▸ THE TASK: The entries below should be output exactly as written.

Stored data entries:
###

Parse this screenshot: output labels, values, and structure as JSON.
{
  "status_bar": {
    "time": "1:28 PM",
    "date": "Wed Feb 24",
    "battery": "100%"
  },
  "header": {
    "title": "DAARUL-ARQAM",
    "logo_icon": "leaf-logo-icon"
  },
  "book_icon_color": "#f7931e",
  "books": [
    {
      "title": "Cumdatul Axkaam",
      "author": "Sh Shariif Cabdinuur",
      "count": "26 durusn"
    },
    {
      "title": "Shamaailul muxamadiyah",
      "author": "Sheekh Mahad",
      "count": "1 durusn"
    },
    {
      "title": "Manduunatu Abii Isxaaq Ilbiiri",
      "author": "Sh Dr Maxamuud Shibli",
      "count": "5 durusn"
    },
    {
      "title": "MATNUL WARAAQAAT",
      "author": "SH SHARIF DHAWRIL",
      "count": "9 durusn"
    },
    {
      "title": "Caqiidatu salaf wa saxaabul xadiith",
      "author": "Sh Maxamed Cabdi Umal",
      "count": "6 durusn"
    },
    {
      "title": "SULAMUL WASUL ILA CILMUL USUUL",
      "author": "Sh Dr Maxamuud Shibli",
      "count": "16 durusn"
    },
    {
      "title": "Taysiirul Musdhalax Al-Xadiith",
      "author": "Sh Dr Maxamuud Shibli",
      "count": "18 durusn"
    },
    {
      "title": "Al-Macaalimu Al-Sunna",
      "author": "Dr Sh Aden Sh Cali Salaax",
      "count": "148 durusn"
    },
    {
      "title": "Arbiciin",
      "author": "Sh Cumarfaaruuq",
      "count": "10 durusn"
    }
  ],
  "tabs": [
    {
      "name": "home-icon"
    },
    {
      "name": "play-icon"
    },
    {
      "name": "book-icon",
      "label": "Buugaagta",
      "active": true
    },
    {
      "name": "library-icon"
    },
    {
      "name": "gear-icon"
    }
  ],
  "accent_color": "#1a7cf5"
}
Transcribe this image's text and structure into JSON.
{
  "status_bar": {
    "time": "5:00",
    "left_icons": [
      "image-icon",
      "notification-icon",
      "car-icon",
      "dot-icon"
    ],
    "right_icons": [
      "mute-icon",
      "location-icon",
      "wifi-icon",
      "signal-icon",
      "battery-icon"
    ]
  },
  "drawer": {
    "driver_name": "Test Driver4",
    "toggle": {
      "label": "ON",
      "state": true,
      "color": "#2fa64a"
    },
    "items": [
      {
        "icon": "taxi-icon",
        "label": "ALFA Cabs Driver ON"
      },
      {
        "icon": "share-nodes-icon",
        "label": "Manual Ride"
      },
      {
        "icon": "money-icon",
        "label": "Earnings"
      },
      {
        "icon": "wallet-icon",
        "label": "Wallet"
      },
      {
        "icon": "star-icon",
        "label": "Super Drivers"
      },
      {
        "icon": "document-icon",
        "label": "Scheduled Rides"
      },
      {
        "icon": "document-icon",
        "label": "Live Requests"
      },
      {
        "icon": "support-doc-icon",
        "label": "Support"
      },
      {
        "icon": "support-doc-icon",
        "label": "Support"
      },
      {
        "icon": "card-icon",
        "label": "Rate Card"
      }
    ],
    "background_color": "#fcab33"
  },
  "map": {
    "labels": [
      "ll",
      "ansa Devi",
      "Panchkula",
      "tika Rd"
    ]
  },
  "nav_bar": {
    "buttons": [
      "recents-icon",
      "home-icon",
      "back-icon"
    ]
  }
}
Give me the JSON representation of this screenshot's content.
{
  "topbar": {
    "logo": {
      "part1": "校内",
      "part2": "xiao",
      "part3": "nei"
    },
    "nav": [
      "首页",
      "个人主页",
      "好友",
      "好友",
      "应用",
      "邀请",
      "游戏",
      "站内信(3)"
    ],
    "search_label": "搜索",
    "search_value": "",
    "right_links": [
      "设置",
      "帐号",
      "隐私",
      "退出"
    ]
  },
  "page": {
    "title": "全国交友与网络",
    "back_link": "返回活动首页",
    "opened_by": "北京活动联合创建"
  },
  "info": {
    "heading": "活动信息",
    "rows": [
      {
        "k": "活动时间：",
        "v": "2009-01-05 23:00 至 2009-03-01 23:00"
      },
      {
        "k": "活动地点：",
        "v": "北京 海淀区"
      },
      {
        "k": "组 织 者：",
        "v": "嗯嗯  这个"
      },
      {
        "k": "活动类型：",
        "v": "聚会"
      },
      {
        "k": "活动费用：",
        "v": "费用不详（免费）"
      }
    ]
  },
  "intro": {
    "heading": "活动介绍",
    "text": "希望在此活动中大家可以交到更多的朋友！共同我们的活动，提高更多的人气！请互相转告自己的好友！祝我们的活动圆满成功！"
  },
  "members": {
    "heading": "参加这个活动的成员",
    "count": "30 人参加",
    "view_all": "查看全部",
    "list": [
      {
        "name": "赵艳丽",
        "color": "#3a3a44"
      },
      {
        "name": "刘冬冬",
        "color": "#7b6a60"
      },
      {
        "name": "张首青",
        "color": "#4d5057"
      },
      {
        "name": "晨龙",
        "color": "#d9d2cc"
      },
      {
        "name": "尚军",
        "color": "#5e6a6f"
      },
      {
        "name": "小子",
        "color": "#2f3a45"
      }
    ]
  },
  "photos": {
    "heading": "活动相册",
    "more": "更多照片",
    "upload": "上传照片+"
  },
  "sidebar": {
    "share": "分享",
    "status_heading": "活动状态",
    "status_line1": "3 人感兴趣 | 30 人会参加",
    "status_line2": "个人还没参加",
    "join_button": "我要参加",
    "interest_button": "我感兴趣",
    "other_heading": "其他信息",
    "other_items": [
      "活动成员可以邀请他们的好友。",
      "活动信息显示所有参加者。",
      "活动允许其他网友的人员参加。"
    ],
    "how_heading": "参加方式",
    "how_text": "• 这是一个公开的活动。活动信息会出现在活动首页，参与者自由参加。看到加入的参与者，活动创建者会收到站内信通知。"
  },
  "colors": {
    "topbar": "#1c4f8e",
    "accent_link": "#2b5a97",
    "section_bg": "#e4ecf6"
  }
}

###

▸ THE REPLY:
Parse this screenshot: output labels, values, and structure as JSON.
{
  "status_bar": {
    "time": "1:28 PM",
    "date": "Wed Feb 24",
    "battery": "100%"
  },
  "header": {
    "title": "DAARUL-ARQAM",
    "logo_icon": "leaf-logo-icon"
  },
  "book_icon_color": "#f7931e",
  "books": [
    {
      "title": "Cumdatul Axkaam",
      "author": "Sh Shariif Cabdinuur",
      "count": "26 durusn"
    },
    {
      "title": "Shamaailul muxamadiyah",
      "author": "Sheekh Mahad",
      "count": "1 durusn"
    },
    {
      "title": "Manduunatu Abii Isxaaq Ilbiiri",
      "author": "Sh Dr Maxamuud Shibli",
      "count": "5 durusn"
    },
    {
      "title": "MATNUL WARAAQAAT",
      "author": "SH SHARIF DHAWRIL",
      "count": "9 durusn"
    },
    {
      "title": "Caqiidatu salaf wa saxaabul xadiith",
      "author": "Sh Maxamed Cabdi Umal",
      "count": "6 durusn"
    },
    {
      "title": "SULAMUL WASUL ILA CILMUL USUUL",
      "author": "Sh Dr Maxamuud Shibli",
      "count": "16 durusn"
    },
    {
      "title": "Taysiirul Musdhalax Al-Xadiith",
      "author": "Sh Dr Maxamuud Shibli",
      "count": "18 durusn"
    },
    {
      "title": "Al-Macaalimu Al-Sunna",
      "author": "Dr Sh Aden Sh Cali Salaax",
      "count": "148 durusn"
    },
    {
      "title": "Arbiciin",
      "author": "Sh Cumarfaaruuq",
      "count": "10 durusn"
    }
  ],
  "tabs": [
    {
      "name": "home-icon"
    },
    {
      "name": "play-icon"
    },
    {
      "name": "book-icon",
      "label": "Buugaagta",
      "active": true
    },
    {
      "name": "library-icon"
    },
    {
      "name": "gear-icon"
    }
  ],
  "accent_color": "#1a7cf5"
}
Transcribe this image's text and structure into JSON.
{
  "status_bar": {
    "time": "5:00",
    "left_icons": [
      "image-icon",
      "notification-icon",
      "car-icon",
      "dot-icon"
    ],
    "right_icons": [
      "mute-icon",
      "location-icon",
      "wifi-icon",
      "signal-icon",
      "battery-icon"
    ]
  },
  "drawer": {
    "driver_name": "Test Driver4",
    "toggle": {
      "label": "ON",
      "state": true,
      "color": "#2fa64a"
    },
    "items": [
      {
        "icon": "taxi-icon",
        "label": "ALFA Cabs Driver ON"
      },
      {
        "icon": "share-nodes-icon",
        "label": "Manual Ride"
      },
      {
        "icon": "money-icon",
        "label": "Earnings"
      },
      {
        "icon": "wallet-icon",
        "label": "Wallet"
      },
      {
        "icon": "star-icon",
        "label": "Super Drivers"
      },
      {
        "icon": "document-icon",
        "label": "Scheduled Rides"
      },
      {
        "icon": "document-icon",
        "label": "Live Requests"
      },
      {
        "icon": "support-doc-icon",
        "label": "Support"
      },
      {
        "icon": "support-doc-icon",
        "label": "Support"
      },
      {
        "icon": "card-icon",
        "label": "Rate Card"
      }
    ],
    "background_color": "#fcab33"
  },
  "map": {
    "labels": [
      "ll",
      "ansa Devi",
      "Panchkula",
      "tika Rd"
    ]
  },
  "nav_bar": {
    "buttons": [
      "recents-icon",
      "home-icon",
      "back-icon"
    ]
  }
}
Give me the JSON representation of this screenshot's content.
{
  "topbar": {
    "logo": {
      "part1": "校内",
      "part2": "xiao",
      "part3": "nei"
    },
    "nav": [
      "首页",
      "个人主页",
      "好友",
      "好友",
      "应用",
      "邀请",
      "游戏",
      "站内信(3)"
    ],
    "search_label": "搜索",
    "search_value": "",
    "right_links": [
      "设置",
      "帐号",
      "隐私",
      "退出"
    ]
  },
  "page": {
    "title": "全国交友与网络",
    "back_link": "返回活动首页",
    "opened_by": "北京活动联合创建"
  },
  "info": {
    "heading": "活动信息",
    "rows": [
      {
        "k": "活动时间：",
        "v": "2009-01-05 23:00 至 2009-03-01 23:00"
      },
      {
        "k": "活动地点：",
        "v": "北京 海淀区"
      },
      {
        "k": "组 织 者：",
        "v": "嗯嗯  这个"
      },
      {
        "k": "活动类型：",
        "v": "聚会"
      },
      {
        "k": "活动费用：",
        "v": "费用不详（免费）"
      }
    ]
  },
  "intro": {
    "heading": "活动介绍",
    "text": "希望在此活动中大家可以交到更多的朋友！共同我们的活动，提高更多的人气！请互相转告自己的好友！祝我们的活动圆满成功！"
  },
  "members": {
    "heading": "参加这个活动的成员",
    "count": "30 人参加",
    "view_all": "查看全部",
    "list": [
      {
        "name": "赵艳丽",
        "color": "#3a3a44"
      },
      {
        "name": "刘冬冬",
        "color": "#7b6a60"
      },
      {
        "name": "张首青",
        "color": "#4d5057"
      },
      {
        "name": "晨龙",
        "color": "#d9d2cc"
      },
      {
        "name": "尚军",
        "color": "#5e6a6f"
      },
      {
        "name": "小子",
        "color": "#2f3a45"
      }
    ]
  },
  "photos": {
    "heading": "活动相册",
    "more": "更多照片",
    "upload": "上传照片+"
  },
  "sidebar": {
    "share": "分享",
    "status_heading": "活动状态",
    "status_line1": "3 人感兴趣 | 30 人会参加",
    "status_line2": "个人还没参加",
    "join_button": "我要参加",
    "interest_button": "我感兴趣",
    "other_heading": "其他信息",
    "other_items": [
      "活动成员可以邀请他们的好友。",
      "活动信息显示所有参加者。",
      "活动允许其他网友的人员参加。"
    ],
    "how_heading": "参加方式",
    "how_text": "• 这是一个公开的活动。活动信息会出现在活动首页，参与者自由参加。看到加入的参与者，活动创建者会收到站内信通知。"
  },
  "colors": {
    "topbar": "#1c4f8e",
    "accent_link": "#2b5a97",
    "section_bg": "#e4ecf6"
  }
}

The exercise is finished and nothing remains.